> SUPPLIED RECORDS
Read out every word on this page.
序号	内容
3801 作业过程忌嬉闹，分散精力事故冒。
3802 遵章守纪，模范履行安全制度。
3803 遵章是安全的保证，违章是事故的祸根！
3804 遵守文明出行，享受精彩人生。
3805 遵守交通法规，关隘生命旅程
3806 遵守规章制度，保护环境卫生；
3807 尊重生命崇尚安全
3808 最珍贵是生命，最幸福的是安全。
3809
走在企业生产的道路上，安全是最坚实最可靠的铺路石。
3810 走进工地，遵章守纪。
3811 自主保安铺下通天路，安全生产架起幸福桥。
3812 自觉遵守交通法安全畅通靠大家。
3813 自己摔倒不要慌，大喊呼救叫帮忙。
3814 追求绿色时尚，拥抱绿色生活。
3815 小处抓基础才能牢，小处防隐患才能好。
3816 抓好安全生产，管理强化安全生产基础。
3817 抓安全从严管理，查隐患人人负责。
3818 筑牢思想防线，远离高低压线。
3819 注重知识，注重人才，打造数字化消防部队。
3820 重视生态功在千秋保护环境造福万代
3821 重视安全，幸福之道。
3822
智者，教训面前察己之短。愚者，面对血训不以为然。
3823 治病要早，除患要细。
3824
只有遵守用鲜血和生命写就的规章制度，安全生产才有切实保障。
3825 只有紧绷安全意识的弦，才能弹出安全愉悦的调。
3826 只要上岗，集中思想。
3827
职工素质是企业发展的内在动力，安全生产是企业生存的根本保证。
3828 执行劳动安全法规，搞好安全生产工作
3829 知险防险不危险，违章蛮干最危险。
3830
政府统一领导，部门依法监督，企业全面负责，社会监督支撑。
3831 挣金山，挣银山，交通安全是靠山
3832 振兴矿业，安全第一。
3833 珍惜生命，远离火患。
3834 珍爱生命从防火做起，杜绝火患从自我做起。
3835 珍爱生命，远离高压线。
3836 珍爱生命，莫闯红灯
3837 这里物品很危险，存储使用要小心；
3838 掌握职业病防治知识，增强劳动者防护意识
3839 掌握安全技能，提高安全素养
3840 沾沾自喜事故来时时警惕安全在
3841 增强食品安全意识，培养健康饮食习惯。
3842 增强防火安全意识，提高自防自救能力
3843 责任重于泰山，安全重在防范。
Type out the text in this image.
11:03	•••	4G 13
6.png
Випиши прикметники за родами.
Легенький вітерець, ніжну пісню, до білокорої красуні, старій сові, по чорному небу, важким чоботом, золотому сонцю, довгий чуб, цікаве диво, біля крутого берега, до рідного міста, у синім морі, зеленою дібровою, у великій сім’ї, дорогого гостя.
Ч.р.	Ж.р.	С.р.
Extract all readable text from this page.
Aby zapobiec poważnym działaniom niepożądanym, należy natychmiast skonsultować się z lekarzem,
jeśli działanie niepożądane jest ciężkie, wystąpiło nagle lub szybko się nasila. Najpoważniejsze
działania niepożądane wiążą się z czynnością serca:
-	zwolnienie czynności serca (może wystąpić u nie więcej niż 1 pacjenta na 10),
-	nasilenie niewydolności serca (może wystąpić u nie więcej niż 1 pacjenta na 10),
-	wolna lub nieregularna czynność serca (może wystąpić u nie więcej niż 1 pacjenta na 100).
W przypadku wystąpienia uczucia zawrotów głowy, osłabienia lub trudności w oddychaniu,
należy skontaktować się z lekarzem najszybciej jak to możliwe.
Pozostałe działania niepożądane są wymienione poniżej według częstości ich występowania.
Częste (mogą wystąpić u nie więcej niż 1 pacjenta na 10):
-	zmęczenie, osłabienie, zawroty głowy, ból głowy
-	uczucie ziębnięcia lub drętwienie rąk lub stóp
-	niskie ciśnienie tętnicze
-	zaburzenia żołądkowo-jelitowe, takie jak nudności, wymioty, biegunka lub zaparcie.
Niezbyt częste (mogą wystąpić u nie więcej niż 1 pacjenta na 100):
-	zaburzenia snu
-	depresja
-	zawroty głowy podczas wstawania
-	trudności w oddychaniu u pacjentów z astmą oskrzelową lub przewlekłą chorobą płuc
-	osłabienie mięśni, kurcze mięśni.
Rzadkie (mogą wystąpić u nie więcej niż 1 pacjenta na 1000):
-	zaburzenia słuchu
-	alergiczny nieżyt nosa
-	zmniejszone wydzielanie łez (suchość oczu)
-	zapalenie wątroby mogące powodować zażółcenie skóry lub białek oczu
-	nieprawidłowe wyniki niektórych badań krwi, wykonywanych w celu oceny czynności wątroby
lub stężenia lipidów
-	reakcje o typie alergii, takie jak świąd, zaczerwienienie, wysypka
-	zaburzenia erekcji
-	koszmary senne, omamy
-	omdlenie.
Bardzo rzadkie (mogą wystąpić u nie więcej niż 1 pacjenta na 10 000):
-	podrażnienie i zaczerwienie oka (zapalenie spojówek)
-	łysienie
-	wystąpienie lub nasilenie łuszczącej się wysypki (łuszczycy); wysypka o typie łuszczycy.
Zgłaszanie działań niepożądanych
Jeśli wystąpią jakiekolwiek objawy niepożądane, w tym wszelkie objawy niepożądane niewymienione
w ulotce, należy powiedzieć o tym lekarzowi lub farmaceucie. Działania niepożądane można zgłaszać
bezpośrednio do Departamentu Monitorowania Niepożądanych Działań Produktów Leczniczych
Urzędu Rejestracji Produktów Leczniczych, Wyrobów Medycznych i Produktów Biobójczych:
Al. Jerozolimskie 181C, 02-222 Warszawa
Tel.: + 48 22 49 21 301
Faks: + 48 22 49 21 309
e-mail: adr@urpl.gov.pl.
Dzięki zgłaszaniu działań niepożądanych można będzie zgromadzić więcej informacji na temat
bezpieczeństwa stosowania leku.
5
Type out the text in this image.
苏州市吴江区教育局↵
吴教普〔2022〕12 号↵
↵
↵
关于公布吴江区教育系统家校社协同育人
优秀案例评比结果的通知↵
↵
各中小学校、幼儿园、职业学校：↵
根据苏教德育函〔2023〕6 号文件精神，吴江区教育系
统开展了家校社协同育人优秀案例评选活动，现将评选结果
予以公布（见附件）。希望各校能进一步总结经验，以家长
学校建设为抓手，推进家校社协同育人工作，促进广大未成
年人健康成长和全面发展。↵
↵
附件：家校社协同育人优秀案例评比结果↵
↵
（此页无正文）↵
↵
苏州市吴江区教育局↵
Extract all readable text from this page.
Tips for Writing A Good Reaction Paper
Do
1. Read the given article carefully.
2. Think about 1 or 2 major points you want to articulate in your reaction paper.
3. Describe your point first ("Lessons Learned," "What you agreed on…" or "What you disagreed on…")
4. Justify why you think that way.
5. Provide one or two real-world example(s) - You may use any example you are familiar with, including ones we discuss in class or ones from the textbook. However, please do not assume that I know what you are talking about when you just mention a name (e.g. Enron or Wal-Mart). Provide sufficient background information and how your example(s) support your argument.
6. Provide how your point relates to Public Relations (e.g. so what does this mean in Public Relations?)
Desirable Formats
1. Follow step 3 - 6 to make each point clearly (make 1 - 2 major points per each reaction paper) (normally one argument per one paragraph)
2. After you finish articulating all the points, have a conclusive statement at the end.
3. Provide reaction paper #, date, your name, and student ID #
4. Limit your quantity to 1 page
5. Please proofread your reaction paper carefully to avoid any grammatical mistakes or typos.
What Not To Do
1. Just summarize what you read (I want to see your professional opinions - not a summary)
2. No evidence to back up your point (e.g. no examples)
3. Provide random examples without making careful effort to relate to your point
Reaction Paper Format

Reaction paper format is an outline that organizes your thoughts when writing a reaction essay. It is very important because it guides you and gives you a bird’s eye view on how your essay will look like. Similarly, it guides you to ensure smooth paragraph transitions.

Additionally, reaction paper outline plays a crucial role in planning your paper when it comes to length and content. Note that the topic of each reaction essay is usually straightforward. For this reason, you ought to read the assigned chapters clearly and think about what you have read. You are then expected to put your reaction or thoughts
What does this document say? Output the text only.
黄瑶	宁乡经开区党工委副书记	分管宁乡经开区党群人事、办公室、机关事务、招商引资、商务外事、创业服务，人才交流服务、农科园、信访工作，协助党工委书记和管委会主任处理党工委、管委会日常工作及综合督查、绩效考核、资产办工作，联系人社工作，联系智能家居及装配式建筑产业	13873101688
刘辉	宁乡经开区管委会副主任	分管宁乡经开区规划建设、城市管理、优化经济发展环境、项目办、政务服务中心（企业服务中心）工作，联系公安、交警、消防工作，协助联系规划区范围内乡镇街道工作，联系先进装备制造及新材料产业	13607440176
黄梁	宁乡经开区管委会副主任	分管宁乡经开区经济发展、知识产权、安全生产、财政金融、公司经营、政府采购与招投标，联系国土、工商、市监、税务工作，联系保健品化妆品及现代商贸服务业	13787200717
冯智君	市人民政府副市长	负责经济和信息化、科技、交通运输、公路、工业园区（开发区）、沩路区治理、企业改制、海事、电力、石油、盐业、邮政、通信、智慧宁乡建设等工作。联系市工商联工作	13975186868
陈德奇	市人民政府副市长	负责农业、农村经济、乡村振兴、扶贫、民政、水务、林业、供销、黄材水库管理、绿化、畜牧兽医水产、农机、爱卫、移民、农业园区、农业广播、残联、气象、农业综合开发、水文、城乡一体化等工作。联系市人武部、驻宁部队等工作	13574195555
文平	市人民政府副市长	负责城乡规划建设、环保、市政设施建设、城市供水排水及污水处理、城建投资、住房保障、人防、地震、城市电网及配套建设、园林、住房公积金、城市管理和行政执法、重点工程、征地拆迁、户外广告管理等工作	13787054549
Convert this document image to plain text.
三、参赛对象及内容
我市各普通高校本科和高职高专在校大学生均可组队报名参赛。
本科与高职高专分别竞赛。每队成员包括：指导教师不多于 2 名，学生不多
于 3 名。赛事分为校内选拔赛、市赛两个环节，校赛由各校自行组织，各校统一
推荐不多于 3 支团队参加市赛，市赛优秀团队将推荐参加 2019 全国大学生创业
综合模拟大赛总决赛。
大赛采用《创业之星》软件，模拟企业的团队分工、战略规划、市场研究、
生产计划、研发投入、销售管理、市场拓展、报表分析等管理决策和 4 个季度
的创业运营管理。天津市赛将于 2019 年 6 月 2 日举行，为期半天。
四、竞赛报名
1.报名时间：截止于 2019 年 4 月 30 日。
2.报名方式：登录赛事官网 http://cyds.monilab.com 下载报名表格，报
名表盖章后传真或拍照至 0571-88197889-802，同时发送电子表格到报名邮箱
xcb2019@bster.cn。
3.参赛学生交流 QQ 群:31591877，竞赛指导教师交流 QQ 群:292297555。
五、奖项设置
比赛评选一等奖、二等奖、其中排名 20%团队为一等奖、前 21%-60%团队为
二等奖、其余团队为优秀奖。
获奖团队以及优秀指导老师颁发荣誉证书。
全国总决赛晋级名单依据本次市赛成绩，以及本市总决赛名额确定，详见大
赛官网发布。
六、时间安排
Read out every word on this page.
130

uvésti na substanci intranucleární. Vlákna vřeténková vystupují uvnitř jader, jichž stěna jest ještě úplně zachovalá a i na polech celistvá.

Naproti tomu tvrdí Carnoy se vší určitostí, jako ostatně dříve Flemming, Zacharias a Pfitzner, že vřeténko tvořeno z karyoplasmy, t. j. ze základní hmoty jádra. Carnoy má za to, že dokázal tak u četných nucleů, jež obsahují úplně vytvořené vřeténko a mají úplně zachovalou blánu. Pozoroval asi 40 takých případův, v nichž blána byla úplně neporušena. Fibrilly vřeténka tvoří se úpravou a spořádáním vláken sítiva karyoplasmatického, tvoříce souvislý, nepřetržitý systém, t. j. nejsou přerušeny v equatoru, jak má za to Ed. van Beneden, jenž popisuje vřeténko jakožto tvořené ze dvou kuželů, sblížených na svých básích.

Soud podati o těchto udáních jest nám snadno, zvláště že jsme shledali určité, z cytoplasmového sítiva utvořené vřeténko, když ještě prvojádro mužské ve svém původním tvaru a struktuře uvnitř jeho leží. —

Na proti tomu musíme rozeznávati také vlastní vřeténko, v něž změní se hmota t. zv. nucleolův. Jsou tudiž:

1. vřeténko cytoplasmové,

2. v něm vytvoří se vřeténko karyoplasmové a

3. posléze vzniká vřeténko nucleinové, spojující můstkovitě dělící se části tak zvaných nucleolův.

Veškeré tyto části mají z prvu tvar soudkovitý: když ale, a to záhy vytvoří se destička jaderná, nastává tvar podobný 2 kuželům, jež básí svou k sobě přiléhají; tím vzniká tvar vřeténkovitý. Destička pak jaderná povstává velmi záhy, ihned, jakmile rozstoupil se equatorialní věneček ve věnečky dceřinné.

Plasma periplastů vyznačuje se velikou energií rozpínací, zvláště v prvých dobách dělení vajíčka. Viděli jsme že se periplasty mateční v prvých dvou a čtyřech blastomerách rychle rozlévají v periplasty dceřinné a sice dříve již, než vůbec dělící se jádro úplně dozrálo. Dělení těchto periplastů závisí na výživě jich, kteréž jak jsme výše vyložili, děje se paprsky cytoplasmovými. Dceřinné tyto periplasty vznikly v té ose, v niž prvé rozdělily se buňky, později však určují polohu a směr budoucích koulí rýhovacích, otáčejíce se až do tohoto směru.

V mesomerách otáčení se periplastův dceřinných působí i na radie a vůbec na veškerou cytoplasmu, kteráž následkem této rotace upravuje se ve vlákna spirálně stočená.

> DESCRIPTION OF THE TASK
Extract each line holding the string "takie".

> EXERCISE ANSWER
-	zaburzenia żołądkowo-jelitowe, takie jak nudności, wymioty, biegunka lub zaparcie.
-	reakcje o typie alergii, takie jak świąd, zaczerwienienie, wysypka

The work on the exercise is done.